## Problem details
Below are some records. Copy every line in them that holds "this".

## Exercise data
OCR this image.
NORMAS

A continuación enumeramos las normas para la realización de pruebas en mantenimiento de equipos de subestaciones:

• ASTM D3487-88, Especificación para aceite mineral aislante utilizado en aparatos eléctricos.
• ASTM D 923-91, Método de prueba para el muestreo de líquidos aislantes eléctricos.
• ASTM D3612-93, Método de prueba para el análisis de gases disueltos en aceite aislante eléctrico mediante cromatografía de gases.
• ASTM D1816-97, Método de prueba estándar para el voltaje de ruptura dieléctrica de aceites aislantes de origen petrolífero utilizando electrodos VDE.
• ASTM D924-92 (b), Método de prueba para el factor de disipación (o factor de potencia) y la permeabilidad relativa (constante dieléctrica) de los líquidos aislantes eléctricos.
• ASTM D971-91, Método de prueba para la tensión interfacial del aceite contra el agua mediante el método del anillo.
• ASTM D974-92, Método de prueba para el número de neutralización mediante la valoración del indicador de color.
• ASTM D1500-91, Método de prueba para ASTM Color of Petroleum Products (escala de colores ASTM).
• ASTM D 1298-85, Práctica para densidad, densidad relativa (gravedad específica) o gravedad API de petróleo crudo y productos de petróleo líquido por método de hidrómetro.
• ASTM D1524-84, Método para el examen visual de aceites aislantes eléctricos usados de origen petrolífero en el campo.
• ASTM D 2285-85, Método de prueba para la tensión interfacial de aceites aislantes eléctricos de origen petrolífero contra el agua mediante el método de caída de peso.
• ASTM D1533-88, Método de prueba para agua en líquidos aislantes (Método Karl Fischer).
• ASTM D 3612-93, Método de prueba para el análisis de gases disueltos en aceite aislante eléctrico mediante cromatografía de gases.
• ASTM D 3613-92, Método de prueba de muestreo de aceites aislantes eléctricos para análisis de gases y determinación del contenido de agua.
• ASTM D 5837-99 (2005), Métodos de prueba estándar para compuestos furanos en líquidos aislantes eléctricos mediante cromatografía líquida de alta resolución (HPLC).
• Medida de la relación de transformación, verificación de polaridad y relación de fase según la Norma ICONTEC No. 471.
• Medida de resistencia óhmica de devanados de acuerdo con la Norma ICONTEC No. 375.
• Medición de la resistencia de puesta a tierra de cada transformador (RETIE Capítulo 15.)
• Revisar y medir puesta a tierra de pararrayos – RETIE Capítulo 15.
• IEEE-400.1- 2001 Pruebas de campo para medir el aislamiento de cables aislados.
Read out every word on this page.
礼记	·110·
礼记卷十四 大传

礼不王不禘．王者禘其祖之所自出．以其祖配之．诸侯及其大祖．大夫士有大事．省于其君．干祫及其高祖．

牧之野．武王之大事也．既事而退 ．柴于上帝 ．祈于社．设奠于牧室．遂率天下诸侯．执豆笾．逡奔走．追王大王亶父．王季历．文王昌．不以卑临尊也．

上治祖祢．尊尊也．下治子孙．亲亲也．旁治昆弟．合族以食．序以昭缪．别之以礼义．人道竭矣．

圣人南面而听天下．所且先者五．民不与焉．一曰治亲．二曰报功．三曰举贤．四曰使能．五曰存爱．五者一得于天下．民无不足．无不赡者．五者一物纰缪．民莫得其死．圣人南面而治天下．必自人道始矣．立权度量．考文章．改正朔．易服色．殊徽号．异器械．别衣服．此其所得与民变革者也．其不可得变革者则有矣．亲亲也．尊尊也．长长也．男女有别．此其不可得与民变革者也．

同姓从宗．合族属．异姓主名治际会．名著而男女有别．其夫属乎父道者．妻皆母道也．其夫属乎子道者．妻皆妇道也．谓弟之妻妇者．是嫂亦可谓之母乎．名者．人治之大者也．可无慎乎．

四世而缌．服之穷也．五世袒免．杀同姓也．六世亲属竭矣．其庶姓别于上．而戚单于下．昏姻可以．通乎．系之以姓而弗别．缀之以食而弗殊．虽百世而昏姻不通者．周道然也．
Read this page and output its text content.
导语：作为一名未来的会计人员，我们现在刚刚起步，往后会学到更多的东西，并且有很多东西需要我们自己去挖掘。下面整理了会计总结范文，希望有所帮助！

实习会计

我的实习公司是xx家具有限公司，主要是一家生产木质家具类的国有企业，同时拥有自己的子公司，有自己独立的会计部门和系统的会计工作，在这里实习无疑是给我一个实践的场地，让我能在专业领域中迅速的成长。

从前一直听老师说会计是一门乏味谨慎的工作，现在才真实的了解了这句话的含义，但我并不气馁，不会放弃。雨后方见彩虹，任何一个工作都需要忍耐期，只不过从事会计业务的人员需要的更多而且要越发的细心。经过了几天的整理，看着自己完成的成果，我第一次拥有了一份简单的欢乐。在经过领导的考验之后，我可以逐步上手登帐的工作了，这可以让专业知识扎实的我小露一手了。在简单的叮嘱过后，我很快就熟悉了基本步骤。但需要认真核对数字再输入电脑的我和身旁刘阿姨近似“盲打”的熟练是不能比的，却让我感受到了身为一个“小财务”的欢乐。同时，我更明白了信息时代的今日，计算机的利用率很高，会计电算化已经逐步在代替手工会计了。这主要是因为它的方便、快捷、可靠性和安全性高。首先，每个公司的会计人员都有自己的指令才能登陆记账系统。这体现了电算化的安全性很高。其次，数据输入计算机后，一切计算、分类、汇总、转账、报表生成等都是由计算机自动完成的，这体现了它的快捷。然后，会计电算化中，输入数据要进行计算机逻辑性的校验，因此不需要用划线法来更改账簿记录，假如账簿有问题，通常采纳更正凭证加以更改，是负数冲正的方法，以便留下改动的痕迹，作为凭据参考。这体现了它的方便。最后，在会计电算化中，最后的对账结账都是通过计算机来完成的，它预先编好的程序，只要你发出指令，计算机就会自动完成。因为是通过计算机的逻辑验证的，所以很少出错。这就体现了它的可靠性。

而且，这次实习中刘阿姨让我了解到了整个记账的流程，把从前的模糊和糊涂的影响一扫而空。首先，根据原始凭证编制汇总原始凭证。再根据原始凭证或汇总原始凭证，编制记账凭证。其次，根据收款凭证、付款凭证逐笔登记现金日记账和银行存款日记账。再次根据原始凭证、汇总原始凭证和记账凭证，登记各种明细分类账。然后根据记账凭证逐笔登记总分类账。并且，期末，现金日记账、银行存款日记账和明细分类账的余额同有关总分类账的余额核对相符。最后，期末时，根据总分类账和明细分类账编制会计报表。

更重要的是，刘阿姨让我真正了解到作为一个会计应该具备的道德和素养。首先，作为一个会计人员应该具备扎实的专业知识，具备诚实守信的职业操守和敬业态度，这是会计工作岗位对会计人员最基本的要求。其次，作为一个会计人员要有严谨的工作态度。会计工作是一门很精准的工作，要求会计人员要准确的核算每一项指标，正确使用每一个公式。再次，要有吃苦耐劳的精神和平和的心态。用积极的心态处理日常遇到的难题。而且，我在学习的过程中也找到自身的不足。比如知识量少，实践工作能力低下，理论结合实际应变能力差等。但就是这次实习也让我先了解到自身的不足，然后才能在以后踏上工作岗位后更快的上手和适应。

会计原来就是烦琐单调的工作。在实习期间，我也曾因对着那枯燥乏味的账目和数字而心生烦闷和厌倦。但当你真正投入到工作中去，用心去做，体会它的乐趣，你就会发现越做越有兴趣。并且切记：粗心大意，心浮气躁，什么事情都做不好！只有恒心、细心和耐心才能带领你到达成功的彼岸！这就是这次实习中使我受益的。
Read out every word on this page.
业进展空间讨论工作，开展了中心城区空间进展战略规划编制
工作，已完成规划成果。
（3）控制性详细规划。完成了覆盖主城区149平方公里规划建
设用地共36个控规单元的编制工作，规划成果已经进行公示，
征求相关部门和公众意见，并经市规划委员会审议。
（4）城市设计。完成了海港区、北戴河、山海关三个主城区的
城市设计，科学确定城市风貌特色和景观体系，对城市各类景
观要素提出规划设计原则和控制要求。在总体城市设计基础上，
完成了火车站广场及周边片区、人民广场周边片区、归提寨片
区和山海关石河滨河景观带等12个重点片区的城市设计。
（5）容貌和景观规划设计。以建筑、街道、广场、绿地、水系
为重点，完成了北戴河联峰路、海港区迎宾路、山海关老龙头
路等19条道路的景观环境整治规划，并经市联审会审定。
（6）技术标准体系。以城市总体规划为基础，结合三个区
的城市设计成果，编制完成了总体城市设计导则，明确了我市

## Written response
OCR this image.
Read out every word on this page.
Read this page and output its text content.
Read out every word on this page.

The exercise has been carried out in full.